Problem:
Filter the data below for the string "daemon" and copy each matching line.

====== Extracted information

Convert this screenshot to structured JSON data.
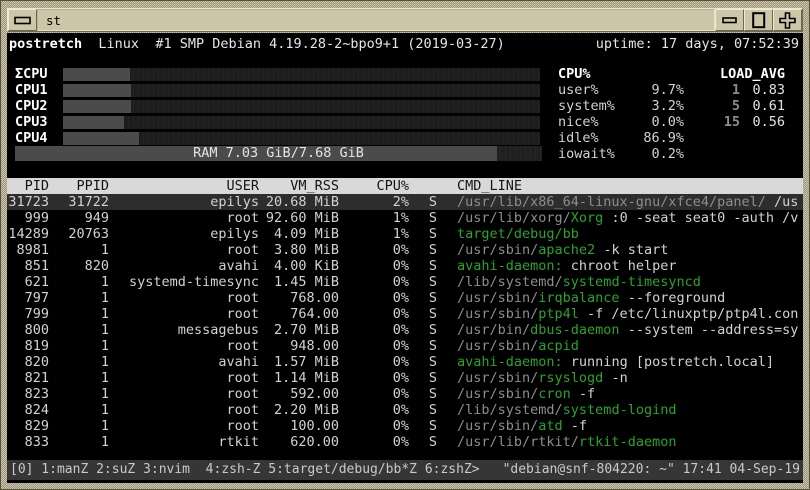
{
  "window": {
    "title": "st"
  },
  "header": {
    "host": "postretch",
    "os": "Linux  #1 SMP Debian 4.19.28-2~bpo9+1 (2019-03-27)",
    "uptime": "uptime: 17 days, 07:52:39"
  },
  "cpu_bars": {
    "labels": [
      "ΣCPU",
      "CPU1",
      "CPU2",
      "CPU3",
      "CPU4"
    ],
    "percents": [
      14.0,
      14.3,
      14.3,
      12.8,
      15.9
    ]
  },
  "ram": {
    "label": "RAM 7.03 GiB/7.68 GiB",
    "percent": 91.5
  },
  "cpu_stats": {
    "title": "CPU%",
    "rows": [
      [
        "user%",
        "9.7%"
      ],
      [
        "system%",
        "3.2%"
      ],
      [
        "nice%",
        "0.0%"
      ],
      [
        "idle%",
        "86.9%"
      ],
      [
        "iowait%",
        "0.2%"
      ]
    ]
  },
  "load_avg": {
    "title": "LOAD_AVG",
    "rows": [
      [
        "1",
        "0.83"
      ],
      [
        "5",
        "0.61"
      ],
      [
        "15",
        "0.56"
      ]
    ]
  },
  "process_table": {
    "columns": {
      "pid": "PID",
      "ppid": "PPID",
      "user": "USER",
      "rss": "VM_RSS",
      "cpu": "CPU%",
      "state": "",
      "cmd": "CMD_LINE"
    },
    "rows": [
      {
        "pid": "31723",
        "ppid": "31722",
        "user": "epilys",
        "rss": "20.68 MiB",
        "cpu": "2%",
        "state": "S",
        "selected": true,
        "cmd": [
          {
            "t": "/usr/lib/x86_64-linux-gnu/xfce4/panel/",
            "c": "dim"
          },
          {
            "t": " /us",
            "c": "fg"
          }
        ]
      },
      {
        "pid": "999",
        "ppid": "949",
        "user": "root",
        "rss": "92.60 MiB",
        "cpu": "1%",
        "state": "S",
        "selected": false,
        "cmd": [
          {
            "t": "/usr/lib/xorg/",
            "c": "dim"
          },
          {
            "t": "Xorg",
            "c": "grn"
          },
          {
            "t": " :0 -seat seat0 -auth /v",
            "c": "fg"
          }
        ]
      },
      {
        "pid": "14289",
        "ppid": "20763",
        "user": "epilys",
        "rss": "4.09 MiB",
        "cpu": "1%",
        "state": "S",
        "selected": false,
        "cmd": [
          {
            "t": "target/debug/bb",
            "c": "grn"
          }
        ]
      },
      {
        "pid": "8981",
        "ppid": "1",
        "user": "root",
        "rss": "3.80 MiB",
        "cpu": "0%",
        "state": "S",
        "selected": false,
        "cmd": [
          {
            "t": "/usr/sbin/",
            "c": "dim"
          },
          {
            "t": "apache2",
            "c": "grn"
          },
          {
            "t": " -k start",
            "c": "fg"
          }
        ]
      },
      {
        "pid": "851",
        "ppid": "820",
        "user": "avahi",
        "rss": "4.00 KiB",
        "cpu": "0%",
        "state": "S",
        "selected": false,
        "cmd": [
          {
            "t": "avahi-daemon:",
            "c": "grn"
          },
          {
            "t": " chroot helper",
            "c": "fg"
          }
        ]
      },
      {
        "pid": "621",
        "ppid": "1",
        "user": "systemd-timesync",
        "rss": "1.45 MiB",
        "cpu": "0%",
        "state": "S",
        "selected": false,
        "cmd": [
          {
            "t": "/lib/systemd/",
            "c": "dim"
          },
          {
            "t": "systemd-timesyncd",
            "c": "grn"
          }
        ]
      },
      {
        "pid": "797",
        "ppid": "1",
        "user": "root",
        "rss": "768.00 KiB",
        "cpu": "0%",
        "state": "S",
        "selected": false,
        "cmd": [
          {
            "t": "/usr/sbin/",
            "c": "dim"
          },
          {
            "t": "irqbalance",
            "c": "grn"
          },
          {
            "t": " --foreground",
            "c": "fg"
          }
        ]
      },
      {
        "pid": "799",
        "ppid": "1",
        "user": "root",
        "rss": "764.00 KiB",
        "cpu": "0%",
        "state": "S",
        "selected": false,
        "cmd": [
          {
            "t": "/usr/sbin/",
            "c": "dim"
          },
          {
            "t": "ptp4l",
            "c": "grn"
          },
          {
            "t": " -f /etc/linuxptp/ptp4l.con",
            "c": "fg"
          }
        ]
      },
      {
        "pid": "800",
        "ppid": "1",
        "user": "messagebus",
        "rss": "2.70 MiB",
        "cpu": "0%",
        "state": "S",
        "selected": false,
        "cmd": [
          {
            "t": "/usr/bin/",
            "c": "dim"
          },
          {
            "t": "dbus-daemon",
            "c": "grn"
          },
          {
            "t": " --system --address=sy",
            "c": "fg"
          }
        ]
      },
      {
        "pid": "819",
        "ppid": "1",
        "user": "root",
        "rss": "948.00 KiB",
        "cpu": "0%",
        "state": "S",
        "selected": false,
        "cmd": [
          {
            "t": "/usr/sbin/",
            "c": "dim"
          },
          {
            "t": "acpid",
            "c": "grn"
          }
        ]
      },
      {
        "pid": "820",
        "ppid": "1",
        "user": "avahi",
        "rss": "1.57 MiB",
        "cpu": "0%",
        "state": "S",
        "selected": false,
        "cmd": [
          {
            "t": "avahi-daemon:",
            "c": "grn"
          },
          {
            "t": " running [postretch.local]",
            "c": "fg"
          }
        ]
      },
      {
        "pid": "821",
        "ppid": "1",
        "user": "root",
        "rss": "1.14 MiB",
        "cpu": "0%",
        "state": "S",
        "selected": false,
        "cmd": [
          {
            "t": "/usr/sbin/",
            "c": "dim"
          },
          {
            "t": "rsyslogd",
            "c": "grn"
          },
          {
            "t": " -n",
            "c": "fg"
          }
        ]
      },
      {
        "pid": "823",
        "ppid": "1",
        "user": "root",
        "rss": "592.00 KiB",
        "cpu": "0%",
        "state": "S",
        "selected": false,
        "cmd": [
          {
            "t": "/usr/sbin/",
            "c": "dim"
          },
          {
            "t": "cron",
            "c": "grn"
          },
          {
            "t": " -f",
            "c": "fg"
          }
        ]
      },
      {
        "pid": "824",
        "ppid": "1",
        "user": "root",
        "rss": "2.20 MiB",
        "cpu": "0%",
        "state": "S",
        "selected": false,
        "cmd": [
          {
            "t": "/lib/systemd/",
            "c": "dim"
          },
          {
            "t": "systemd-logind",
            "c": "grn"
          }
        ]
      },
      {
        "pid": "829",
        "ppid": "1",
        "user": "root",
        "rss": "100.00 KiB",
        "cpu": "0%",
        "state": "S",
        "selected": false,
        "cmd": [
          {
            "t": "/usr/sbin/",
            "c": "dim"
          },
          {
            "t": "atd",
            "c": "grn"
          },
          {
            "t": " -f",
            "c": "fg"
          }
        ]
      },
      {
        "pid": "833",
        "ppid": "1",
        "user": "rtkit",
        "rss": "620.00 KiB",
        "cpu": "0%",
        "state": "S",
        "selected": false,
        "cmd": [
          {
            "t": "/usr/lib/rtkit/",
            "c": "dim"
          },
          {
            "t": "rtkit-daemon",
            "c": "grn"
          }
        ]
      }
    ]
  },
  "tmux": {
    "left": "[0] 1:manZ 2:suZ 3:nvim  4:zsh-Z 5:target/debug/bb*Z 6:zshZ>",
    "right": "\"debian@snf-804220: ~\" 17:41 04-Sep-19"
  },
  "colors": {
    "accent_green": "#28a428",
    "dim_gray": "#8d8d8d",
    "foreground": "#d2d2d2",
    "bold_white": "#ffffff",
    "terminal_bg": "#000000",
    "frame_tan": "#cdc6a8",
    "table_header_bg": "#d9d9d9",
    "selected_row_bg": "#2d2d2d",
    "tmux_bg": "#363636"
  }
}
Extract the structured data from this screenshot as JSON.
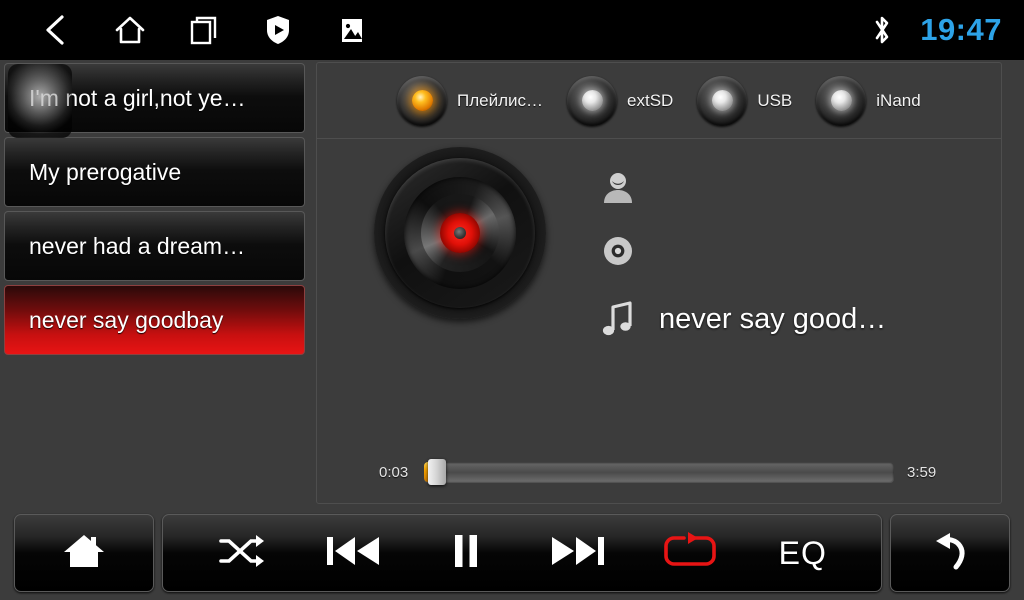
{
  "statusbar": {
    "icons": [
      {
        "name": "back-icon",
        "label": "Back"
      },
      {
        "name": "home-icon",
        "label": "Home"
      },
      {
        "name": "recent-apps-icon",
        "label": "Recent apps"
      },
      {
        "name": "shield-play-icon",
        "label": "Secure media"
      },
      {
        "name": "gallery-icon",
        "label": "Gallery"
      }
    ],
    "bluetooth_icon": "bluetooth-icon",
    "time": "19:47",
    "time_color": "#2da3e8"
  },
  "playlist": {
    "items": [
      {
        "title": "I'm not a girl,not ye…",
        "selected": false
      },
      {
        "title": "My prerogative",
        "selected": false
      },
      {
        "title": "never had a dream…",
        "selected": false
      },
      {
        "title": "never say goodbay",
        "selected": true
      }
    ],
    "selected_color": "#e81414"
  },
  "sources": {
    "tabs": [
      {
        "label": "Плейлис…",
        "active": true
      },
      {
        "label": "extSD",
        "active": false
      },
      {
        "label": "USB",
        "active": false
      },
      {
        "label": "iNand",
        "active": false
      }
    ],
    "active_led_color": "#ffbe20",
    "idle_led_color": "#e8e8e8"
  },
  "now_playing": {
    "artist": "",
    "album": "",
    "title": "never say good…",
    "artist_icon": "person-icon",
    "album_icon": "disc-icon",
    "title_icon": "music-note-icon",
    "disc_label_color": "#e01008"
  },
  "progress": {
    "current_time": "0:03",
    "total_time": "3:59",
    "percent": 1.3,
    "fill_color": "#f5a200"
  },
  "controls": {
    "home": {
      "label": "Home",
      "icon": "home-icon"
    },
    "shuffle": {
      "label": "Shuffle",
      "icon": "shuffle-icon",
      "active": false
    },
    "previous": {
      "label": "Previous",
      "icon": "previous-track-icon"
    },
    "playpause": {
      "label": "Pause",
      "icon": "pause-icon"
    },
    "next": {
      "label": "Next",
      "icon": "next-track-icon"
    },
    "repeat": {
      "label": "Repeat",
      "icon": "repeat-icon",
      "active": true,
      "color": "#e81414"
    },
    "eq": {
      "label": "EQ",
      "icon": "equalizer-label"
    },
    "back": {
      "label": "Back",
      "icon": "return-arrow-icon"
    }
  }
}
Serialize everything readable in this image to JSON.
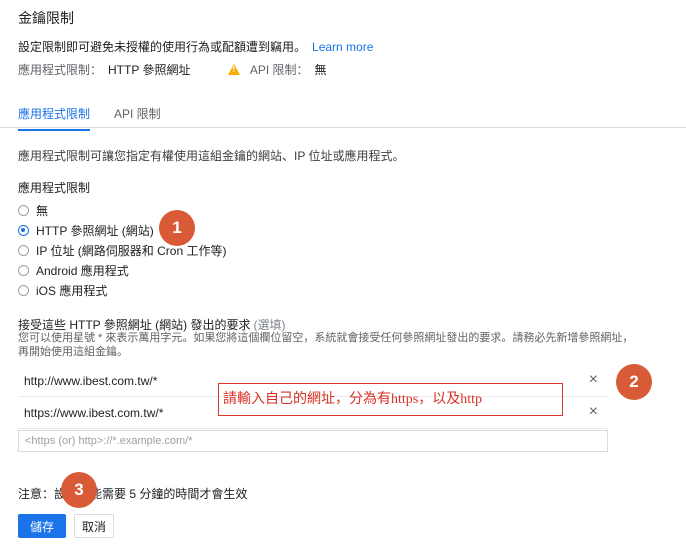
{
  "header": {
    "title": "金鑰限制",
    "description": "設定限制即可避免未授權的使用行為或配額遭到竊用。",
    "learn_more": "Learn more",
    "app_restriction_label": "應用程式限制：",
    "app_restriction_value": "HTTP 參照網址",
    "api_restriction_label": "API 限制：",
    "api_restriction_value": "無"
  },
  "tabs": [
    {
      "label": "應用程式限制",
      "active": true
    },
    {
      "label": "API 限制",
      "active": false
    }
  ],
  "intro": "應用程式限制可讓您指定有權使用這組金鑰的網站、IP 位址或應用程式。",
  "section_title": "應用程式限制",
  "radio_options": [
    {
      "label": "無",
      "selected": false
    },
    {
      "label": "HTTP 參照網址 (網站)",
      "selected": true
    },
    {
      "label": "IP 位址 (網路伺服器和 Cron 工作等)",
      "selected": false
    },
    {
      "label": "Android 應用程式",
      "selected": false
    },
    {
      "label": "iOS 應用程式",
      "selected": false
    }
  ],
  "referrers": {
    "title": "接受這些 HTTP 參照網址 (網站) 發出的要求",
    "optional": "(選填)",
    "help": "您可以使用星號 * 來表示萬用字元。如果您將這個欄位留空，系統就會接受任何參照網址發出的要求。請務必先新增參照網址，再開始使用這組金鑰。",
    "items": [
      "http://www.ibest.com.tw/*",
      "https://www.ibest.com.tw/*"
    ],
    "remove_symbol": "×",
    "placeholder": "<https (or) http>://*.example.com/*"
  },
  "annotation": "請輸入自己的網址，分為有https，以及http",
  "badges": [
    "1",
    "2",
    "3"
  ],
  "note": "注意：設定可能需要 5 分鐘的時間才會生效",
  "buttons": {
    "save": "儲存",
    "cancel": "取消"
  },
  "colors": {
    "accent": "#1a73e8",
    "badge": "#d95a36",
    "annotation": "#d93025",
    "warning": "#f9ab00"
  }
}
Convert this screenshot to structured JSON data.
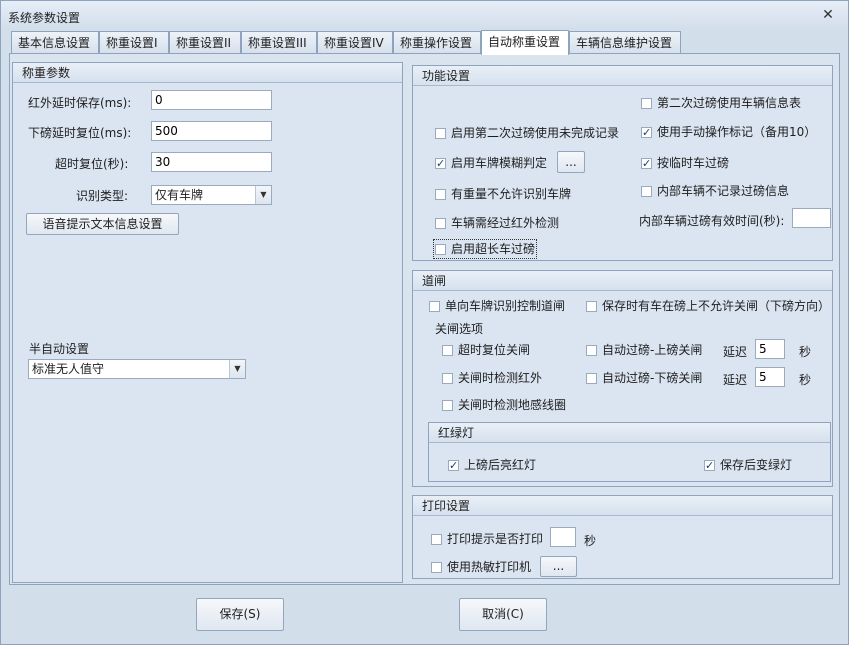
{
  "window": {
    "title": "系统参数设置",
    "close_glyph": "✕"
  },
  "tabs": [
    "基本信息设置",
    "称重设置I",
    "称重设置II",
    "称重设置III",
    "称重设置IV",
    "称重操作设置",
    "自动称重设置",
    "车辆信息维护设置"
  ],
  "weigh_params": {
    "header": "称重参数",
    "infrared_delay_label": "红外延时保存(ms):",
    "infrared_delay_value": "0",
    "off_delay_label": "下磅延时复位(ms):",
    "off_delay_value": "500",
    "timeout_label": "超时复位(秒):",
    "timeout_value": "30",
    "recog_type_label": "识别类型:",
    "recog_type_value": "仅有车牌",
    "voice_button": "语音提示文本信息设置",
    "semi_auto_label": "半自动设置",
    "semi_auto_value": "标准无人值守"
  },
  "function": {
    "header": "功能设置",
    "second_pass_vehicle_table": "第二次过磅使用车辆信息表",
    "second_pass_unfinished": "启用第二次过磅使用未完成记录",
    "manual_op_mark": "使用手动操作标记（备用10）",
    "fuzzy_plate": "启用车牌模糊判定",
    "fuzzy_button": "...",
    "temp_vehicle": "按临时车过磅",
    "no_plate_no_weigh": "有重量不允许识别车牌",
    "internal_no_record": "内部车辆不记录过磅信息",
    "infrared_check": "车辆需经过红外检测",
    "internal_valid_time": "内部车辆过磅有效时间(秒):",
    "internal_valid_value": "",
    "long_vehicle": "启用超长车过磅"
  },
  "gate": {
    "header": "道闸",
    "single_plate_control": "单向车牌识别控制道闸",
    "save_no_close": "保存时有车在磅上不允许关闸（下磅方向）",
    "close_options": "关闸选项",
    "timeout_close": "超时复位关闸",
    "auto_on_close": "自动过磅-上磅关闸",
    "delay1_label": "延迟",
    "delay1_value": "5",
    "delay1_unit": "秒",
    "infrared_close": "关闸时检测红外",
    "auto_off_close": "自动过磅-下磅关闸",
    "delay2_label": "延迟",
    "delay2_value": "5",
    "delay2_unit": "秒",
    "ground_coil": "关闸时检测地感线圈",
    "traffic_light": {
      "header": "红绿灯",
      "red_on_enter": "上磅后亮红灯",
      "green_on_save": "保存后变绿灯"
    }
  },
  "print": {
    "header": "打印设置",
    "prompt_print": "打印提示是否打印",
    "prompt_value": "",
    "prompt_unit": "秒",
    "thermal": "使用热敏打印机",
    "thermal_button": "..."
  },
  "footer": {
    "save": "保存(S)",
    "cancel": "取消(C)"
  }
}
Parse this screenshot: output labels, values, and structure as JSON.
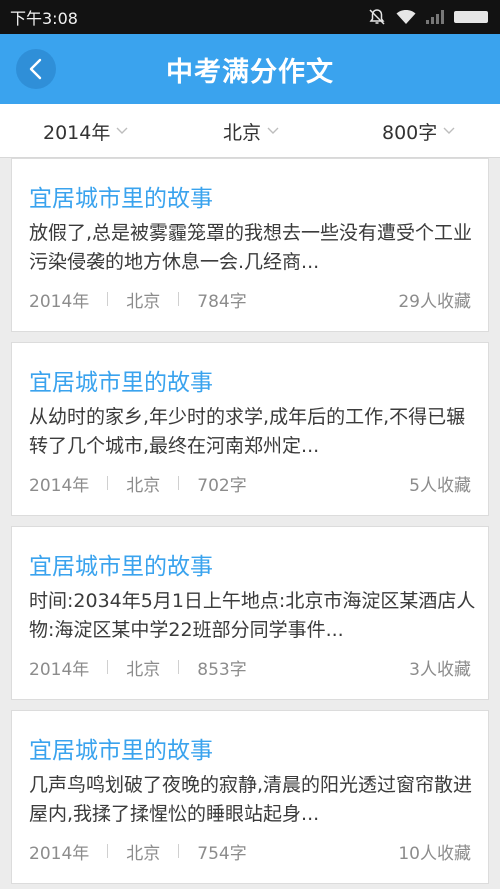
{
  "status_bar": {
    "time": "下午3:08",
    "icons": [
      "mute-icon",
      "wifi-icon",
      "signal-icon",
      "battery-icon"
    ]
  },
  "header": {
    "title": "中考满分作文",
    "back_icon": "chevron-left-icon"
  },
  "filters": {
    "year": "2014年",
    "city": "北京",
    "words": "800字"
  },
  "articles": [
    {
      "title": "宜居城市里的故事",
      "excerpt": "放假了,总是被雾霾笼罩的我想去一些没有遭受个工业污染侵袭的地方休息一会.几经商...",
      "year": "2014年",
      "city": "北京",
      "words": "784字",
      "favorites": "29人收藏"
    },
    {
      "title": "宜居城市里的故事",
      "excerpt": "从幼时的家乡,年少时的求学,成年后的工作,不得已辗转了几个城市,最终在河南郑州定...",
      "year": "2014年",
      "city": "北京",
      "words": "702字",
      "favorites": "5人收藏"
    },
    {
      "title": "宜居城市里的故事",
      "excerpt": "时间:2034年5月1日上午地点:北京市海淀区某酒店人物:海淀区某中学22班部分同学事件...",
      "year": "2014年",
      "city": "北京",
      "words": "853字",
      "favorites": "3人收藏"
    },
    {
      "title": "宜居城市里的故事",
      "excerpt": "几声鸟鸣划破了夜晚的寂静,清晨的阳光透过窗帘散进屋内,我揉了揉惺忪的睡眼站起身...",
      "year": "2014年",
      "city": "北京",
      "words": "754字",
      "favorites": "10人收藏"
    }
  ],
  "colors": {
    "accent": "#3aa3ee",
    "background": "#ececec",
    "status_bar": "#121212"
  }
}
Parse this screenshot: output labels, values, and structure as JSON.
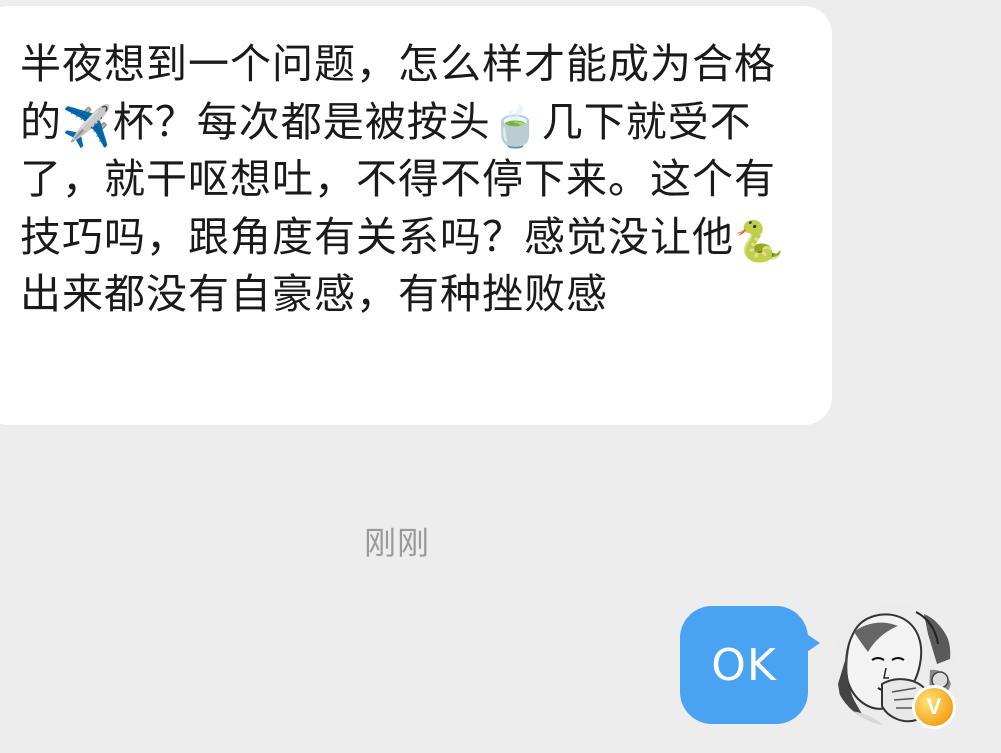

============

Response to this exercise:
            "t": "avahi-daemon:",
            "t": "dbus-daemon",
            "t": "avahi-daemon:",
            "t": "rtkit-daemon",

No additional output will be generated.